**PROBLEM DETAILS**.
Copy out every line in which the string "image" occurs.

──────── MATERIAL SUPPLIED ────────

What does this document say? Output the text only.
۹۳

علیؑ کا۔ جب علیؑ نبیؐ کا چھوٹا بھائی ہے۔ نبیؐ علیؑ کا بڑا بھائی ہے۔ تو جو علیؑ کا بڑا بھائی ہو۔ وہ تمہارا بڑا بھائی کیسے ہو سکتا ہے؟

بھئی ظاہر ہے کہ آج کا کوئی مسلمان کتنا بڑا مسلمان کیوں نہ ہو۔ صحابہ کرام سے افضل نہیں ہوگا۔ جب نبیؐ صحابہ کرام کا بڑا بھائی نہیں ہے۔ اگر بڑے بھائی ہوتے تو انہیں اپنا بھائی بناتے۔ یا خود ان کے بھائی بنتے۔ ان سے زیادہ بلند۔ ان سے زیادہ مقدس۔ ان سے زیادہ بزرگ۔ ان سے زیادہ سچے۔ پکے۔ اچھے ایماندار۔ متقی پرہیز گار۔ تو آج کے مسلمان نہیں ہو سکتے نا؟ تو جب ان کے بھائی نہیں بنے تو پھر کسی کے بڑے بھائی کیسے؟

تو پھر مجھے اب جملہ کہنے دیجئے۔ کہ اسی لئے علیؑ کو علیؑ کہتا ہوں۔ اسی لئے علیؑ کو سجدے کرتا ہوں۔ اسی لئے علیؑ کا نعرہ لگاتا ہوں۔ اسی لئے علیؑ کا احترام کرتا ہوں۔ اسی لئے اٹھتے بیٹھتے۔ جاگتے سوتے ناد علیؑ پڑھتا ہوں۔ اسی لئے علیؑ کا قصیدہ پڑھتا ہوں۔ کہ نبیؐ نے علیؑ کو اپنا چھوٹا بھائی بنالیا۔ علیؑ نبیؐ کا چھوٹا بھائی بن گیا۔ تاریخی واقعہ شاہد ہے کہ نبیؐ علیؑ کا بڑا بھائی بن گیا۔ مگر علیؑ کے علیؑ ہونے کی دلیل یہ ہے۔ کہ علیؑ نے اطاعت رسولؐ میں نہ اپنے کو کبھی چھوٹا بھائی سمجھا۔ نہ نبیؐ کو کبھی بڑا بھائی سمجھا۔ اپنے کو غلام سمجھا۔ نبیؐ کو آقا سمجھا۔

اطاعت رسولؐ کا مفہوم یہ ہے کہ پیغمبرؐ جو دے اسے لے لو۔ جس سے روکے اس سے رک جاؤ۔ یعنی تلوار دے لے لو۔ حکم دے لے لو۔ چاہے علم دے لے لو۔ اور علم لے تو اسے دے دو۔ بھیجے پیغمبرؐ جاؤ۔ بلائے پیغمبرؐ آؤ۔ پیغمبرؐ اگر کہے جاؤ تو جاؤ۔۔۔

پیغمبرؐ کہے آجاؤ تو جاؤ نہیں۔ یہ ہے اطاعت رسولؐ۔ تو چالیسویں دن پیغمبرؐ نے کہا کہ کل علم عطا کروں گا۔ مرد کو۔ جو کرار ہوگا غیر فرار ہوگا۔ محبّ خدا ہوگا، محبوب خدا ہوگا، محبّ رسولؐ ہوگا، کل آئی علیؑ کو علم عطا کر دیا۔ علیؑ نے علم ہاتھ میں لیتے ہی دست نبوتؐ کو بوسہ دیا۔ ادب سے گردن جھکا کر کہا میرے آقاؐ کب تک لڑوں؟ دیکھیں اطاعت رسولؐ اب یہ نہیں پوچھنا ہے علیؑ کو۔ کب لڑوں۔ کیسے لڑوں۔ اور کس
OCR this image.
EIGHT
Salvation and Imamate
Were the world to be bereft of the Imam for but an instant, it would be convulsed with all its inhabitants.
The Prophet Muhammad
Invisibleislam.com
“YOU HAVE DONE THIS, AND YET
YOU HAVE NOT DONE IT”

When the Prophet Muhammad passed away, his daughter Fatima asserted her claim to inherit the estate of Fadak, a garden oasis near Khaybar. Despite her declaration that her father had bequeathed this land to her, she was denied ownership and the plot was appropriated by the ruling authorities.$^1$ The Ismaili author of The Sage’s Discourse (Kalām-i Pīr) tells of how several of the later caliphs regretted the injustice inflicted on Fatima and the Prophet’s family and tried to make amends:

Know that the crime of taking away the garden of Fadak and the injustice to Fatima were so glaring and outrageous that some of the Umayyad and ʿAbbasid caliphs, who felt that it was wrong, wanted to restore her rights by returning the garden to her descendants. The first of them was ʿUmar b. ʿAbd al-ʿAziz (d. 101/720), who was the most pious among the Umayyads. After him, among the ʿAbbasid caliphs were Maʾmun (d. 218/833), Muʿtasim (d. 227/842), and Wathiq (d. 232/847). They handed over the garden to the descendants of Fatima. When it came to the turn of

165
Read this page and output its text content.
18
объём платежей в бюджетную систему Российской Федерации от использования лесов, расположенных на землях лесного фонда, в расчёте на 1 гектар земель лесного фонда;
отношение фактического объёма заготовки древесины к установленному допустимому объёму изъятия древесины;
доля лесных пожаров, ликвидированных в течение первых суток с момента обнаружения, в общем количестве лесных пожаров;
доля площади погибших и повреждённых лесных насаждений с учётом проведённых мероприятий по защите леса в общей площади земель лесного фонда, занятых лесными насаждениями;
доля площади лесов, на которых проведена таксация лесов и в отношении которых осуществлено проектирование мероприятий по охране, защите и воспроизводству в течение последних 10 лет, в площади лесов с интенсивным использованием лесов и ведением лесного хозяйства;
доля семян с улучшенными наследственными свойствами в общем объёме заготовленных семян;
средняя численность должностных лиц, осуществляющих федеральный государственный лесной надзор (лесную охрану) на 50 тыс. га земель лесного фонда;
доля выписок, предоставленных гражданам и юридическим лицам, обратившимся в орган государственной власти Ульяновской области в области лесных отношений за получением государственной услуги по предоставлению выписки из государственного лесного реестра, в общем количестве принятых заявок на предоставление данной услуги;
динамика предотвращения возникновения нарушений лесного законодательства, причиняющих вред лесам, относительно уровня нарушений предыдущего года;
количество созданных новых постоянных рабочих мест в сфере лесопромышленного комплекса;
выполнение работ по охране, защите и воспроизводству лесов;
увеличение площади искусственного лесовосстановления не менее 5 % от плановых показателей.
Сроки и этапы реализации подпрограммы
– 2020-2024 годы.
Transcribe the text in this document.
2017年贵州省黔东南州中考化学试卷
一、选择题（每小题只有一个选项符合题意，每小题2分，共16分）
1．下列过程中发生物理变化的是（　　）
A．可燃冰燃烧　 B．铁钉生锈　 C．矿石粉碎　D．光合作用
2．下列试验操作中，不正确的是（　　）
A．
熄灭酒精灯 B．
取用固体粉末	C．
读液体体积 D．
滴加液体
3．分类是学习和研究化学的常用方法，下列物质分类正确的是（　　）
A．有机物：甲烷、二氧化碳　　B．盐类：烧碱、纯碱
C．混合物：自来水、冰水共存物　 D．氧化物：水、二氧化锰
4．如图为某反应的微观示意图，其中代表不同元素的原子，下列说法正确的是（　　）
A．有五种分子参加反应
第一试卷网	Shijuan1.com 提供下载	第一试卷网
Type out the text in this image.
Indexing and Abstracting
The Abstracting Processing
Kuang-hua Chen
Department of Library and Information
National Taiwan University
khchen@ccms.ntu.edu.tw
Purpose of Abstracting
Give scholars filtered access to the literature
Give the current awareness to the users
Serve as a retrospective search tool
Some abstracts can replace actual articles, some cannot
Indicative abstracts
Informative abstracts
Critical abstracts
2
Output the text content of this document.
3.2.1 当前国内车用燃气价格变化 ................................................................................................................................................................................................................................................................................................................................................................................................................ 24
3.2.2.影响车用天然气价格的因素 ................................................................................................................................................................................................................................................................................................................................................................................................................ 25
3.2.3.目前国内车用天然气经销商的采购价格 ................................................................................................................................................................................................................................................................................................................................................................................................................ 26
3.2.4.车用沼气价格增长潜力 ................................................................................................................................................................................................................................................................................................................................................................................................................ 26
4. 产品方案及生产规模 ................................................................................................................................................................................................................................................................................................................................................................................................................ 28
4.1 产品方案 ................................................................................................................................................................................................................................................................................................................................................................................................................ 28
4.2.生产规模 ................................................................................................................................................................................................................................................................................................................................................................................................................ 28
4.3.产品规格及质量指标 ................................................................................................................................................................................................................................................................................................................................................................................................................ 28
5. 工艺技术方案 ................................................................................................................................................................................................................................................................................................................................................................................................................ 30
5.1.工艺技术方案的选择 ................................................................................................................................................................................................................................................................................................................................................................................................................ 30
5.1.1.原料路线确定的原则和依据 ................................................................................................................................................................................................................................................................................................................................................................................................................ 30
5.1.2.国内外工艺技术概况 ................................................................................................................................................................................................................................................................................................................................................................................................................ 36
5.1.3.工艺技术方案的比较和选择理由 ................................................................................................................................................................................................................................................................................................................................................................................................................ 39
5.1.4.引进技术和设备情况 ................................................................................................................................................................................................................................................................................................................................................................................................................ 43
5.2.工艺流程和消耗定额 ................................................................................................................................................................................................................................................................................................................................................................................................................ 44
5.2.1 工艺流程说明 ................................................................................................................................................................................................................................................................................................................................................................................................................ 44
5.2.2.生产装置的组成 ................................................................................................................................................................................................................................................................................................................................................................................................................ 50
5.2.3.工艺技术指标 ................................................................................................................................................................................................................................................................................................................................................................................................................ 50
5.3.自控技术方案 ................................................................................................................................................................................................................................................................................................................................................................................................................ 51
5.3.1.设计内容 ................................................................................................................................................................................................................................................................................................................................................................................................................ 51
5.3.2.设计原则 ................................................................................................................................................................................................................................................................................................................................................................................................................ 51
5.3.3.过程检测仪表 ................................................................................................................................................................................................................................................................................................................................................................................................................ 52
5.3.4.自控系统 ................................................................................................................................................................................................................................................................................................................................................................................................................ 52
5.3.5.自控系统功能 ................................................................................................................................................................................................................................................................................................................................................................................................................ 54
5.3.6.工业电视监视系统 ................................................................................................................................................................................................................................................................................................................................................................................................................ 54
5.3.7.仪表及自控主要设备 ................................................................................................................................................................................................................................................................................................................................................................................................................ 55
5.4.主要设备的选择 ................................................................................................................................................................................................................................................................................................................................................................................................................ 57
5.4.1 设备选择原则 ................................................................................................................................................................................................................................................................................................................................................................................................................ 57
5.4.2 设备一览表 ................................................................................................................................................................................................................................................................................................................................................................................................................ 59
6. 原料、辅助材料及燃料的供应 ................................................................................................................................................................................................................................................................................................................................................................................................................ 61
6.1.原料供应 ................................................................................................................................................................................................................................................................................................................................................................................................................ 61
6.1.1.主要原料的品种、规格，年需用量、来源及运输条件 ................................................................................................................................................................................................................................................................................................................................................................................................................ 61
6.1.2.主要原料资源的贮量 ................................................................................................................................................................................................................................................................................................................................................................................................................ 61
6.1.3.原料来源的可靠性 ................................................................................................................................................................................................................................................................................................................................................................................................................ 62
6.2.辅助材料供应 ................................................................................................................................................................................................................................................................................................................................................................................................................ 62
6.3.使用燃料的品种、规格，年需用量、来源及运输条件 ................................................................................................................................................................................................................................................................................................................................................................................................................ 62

────────

**RESULT OF THIS EXERCISE**.
OCR this image.
Type out the text in this image.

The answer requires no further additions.